— begin Supplied records —
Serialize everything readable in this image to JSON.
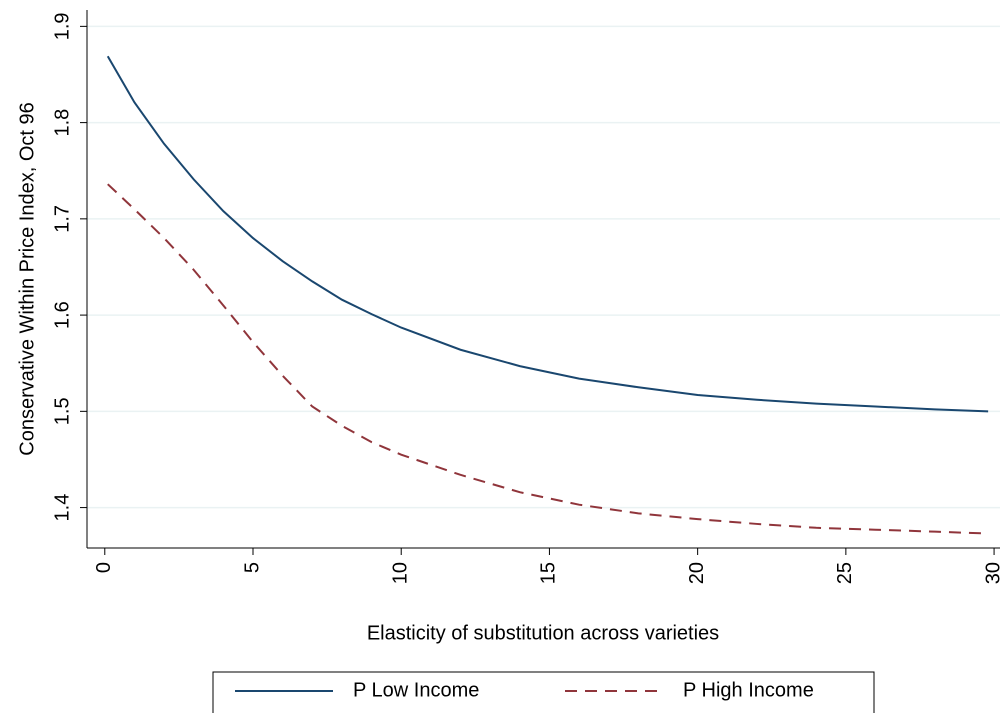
{
  "chart_data": {
    "type": "line",
    "xlabel": "Elasticity of substitution across varieties",
    "ylabel": "Conservative Within Price Index, Oct 96",
    "x": [
      0.1,
      1,
      2,
      3,
      4,
      5,
      6,
      7,
      8,
      9,
      10,
      12,
      14,
      16,
      18,
      20,
      22,
      24,
      26,
      28,
      29.8
    ],
    "series": [
      {
        "name": "P Low Income",
        "color": "#1a476f",
        "dash": "solid",
        "values": [
          1.869,
          1.821,
          1.778,
          1.741,
          1.708,
          1.68,
          1.656,
          1.635,
          1.616,
          1.601,
          1.587,
          1.564,
          1.547,
          1.534,
          1.525,
          1.517,
          1.512,
          1.508,
          1.505,
          1.502,
          1.5
        ]
      },
      {
        "name": "P High Income",
        "color": "#90353b",
        "dash": "dashed",
        "values": [
          1.736,
          1.71,
          1.68,
          1.647,
          1.61,
          1.572,
          1.537,
          1.505,
          1.485,
          1.468,
          1.455,
          1.434,
          1.416,
          1.403,
          1.394,
          1.388,
          1.383,
          1.379,
          1.377,
          1.375,
          1.373
        ]
      }
    ],
    "xlim": [
      -0.6,
      30.2
    ],
    "xticks": [
      0,
      5,
      10,
      15,
      20,
      25,
      30
    ],
    "ylim": [
      1.358,
      1.917
    ],
    "yticks": [
      1.4,
      1.5,
      1.6,
      1.7,
      1.8,
      1.9
    ],
    "grid": true,
    "legend": "bottom"
  }
}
— end Supplied records —
_Aim of the task_.
Exclude the images, then output the data above word for word.

_Complete output_.
Serialize everything readable in this image to JSON.
{
  "chart_data": {
    "type": "line",
    "xlabel": "Elasticity of substitution across varieties",
    "ylabel": "Conservative Within Price Index, Oct 96",
    "x": [
      0.1,
      1,
      2,
      3,
      4,
      5,
      6,
      7,
      8,
      9,
      10,
      12,
      14,
      16,
      18,
      20,
      22,
      24,
      26,
      28,
      29.8
    ],
    "series": [
      {
        "name": "P Low Income",
        "color": "#1a476f",
        "dash": "solid",
        "values": [
          1.869,
          1.821,
          1.778,
          1.741,
          1.708,
          1.68,
          1.656,
          1.635,
          1.616,
          1.601,
          1.587,
          1.564,
          1.547,
          1.534,
          1.525,
          1.517,
          1.512,
          1.508,
          1.505,
          1.502,
          1.5
        ]
      },
      {
        "name": "P High Income",
        "color": "#90353b",
        "dash": "dashed",
        "values": [
          1.736,
          1.71,
          1.68,
          1.647,
          1.61,
          1.572,
          1.537,
          1.505,
          1.485,
          1.468,
          1.455,
          1.434,
          1.416,
          1.403,
          1.394,
          1.388,
          1.383,
          1.379,
          1.377,
          1.375,
          1.373
        ]
      }
    ],
    "xlim": [
      -0.6,
      30.2
    ],
    "xticks": [
      0,
      5,
      10,
      15,
      20,
      25,
      30
    ],
    "ylim": [
      1.358,
      1.917
    ],
    "yticks": [
      1.4,
      1.5,
      1.6,
      1.7,
      1.8,
      1.9
    ],
    "grid": true,
    "legend": "bottom"
  }
}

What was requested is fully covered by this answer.